Exercise material:
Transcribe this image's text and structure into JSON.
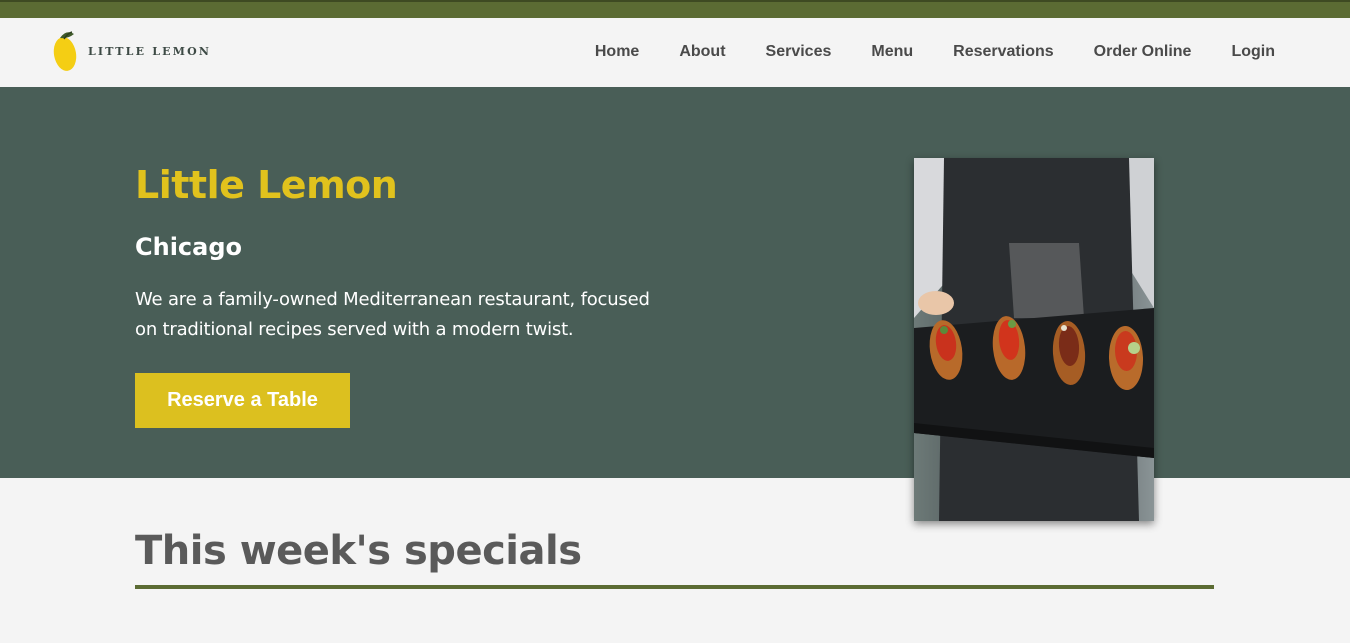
{
  "brand": {
    "logo_text": "LITTLE LEMON",
    "primary_color": "#495e57",
    "accent_color": "#e1c21d",
    "bar_color": "#5b6b33"
  },
  "nav": {
    "items": [
      {
        "label": "Home"
      },
      {
        "label": "About"
      },
      {
        "label": "Services"
      },
      {
        "label": "Menu"
      },
      {
        "label": "Reservations"
      },
      {
        "label": "Order Online"
      },
      {
        "label": "Login"
      }
    ]
  },
  "hero": {
    "title": "Little Lemon",
    "city": "Chicago",
    "description": "We are a family-owned Mediterranean restaurant, focused on traditional recipes served with a modern twist.",
    "button_label": "Reserve a Table"
  },
  "specials": {
    "title": "This week's specials"
  }
}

Requirement: Copy the material above exactly and drop the pictures.

Output of the task:
Transcribe this image's text and structure into JSON.
{
  "brand": {
    "logo_text": "LITTLE LEMON",
    "primary_color": "#495e57",
    "accent_color": "#e1c21d",
    "bar_color": "#5b6b33"
  },
  "nav": {
    "items": [
      {
        "label": "Home"
      },
      {
        "label": "About"
      },
      {
        "label": "Services"
      },
      {
        "label": "Menu"
      },
      {
        "label": "Reservations"
      },
      {
        "label": "Order Online"
      },
      {
        "label": "Login"
      }
    ]
  },
  "hero": {
    "title": "Little Lemon",
    "city": "Chicago",
    "description": "We are a family-owned Mediterranean restaurant, focused on traditional recipes served with a modern twist.",
    "button_label": "Reserve a Table"
  },
  "specials": {
    "title": "This week's specials"
  }
}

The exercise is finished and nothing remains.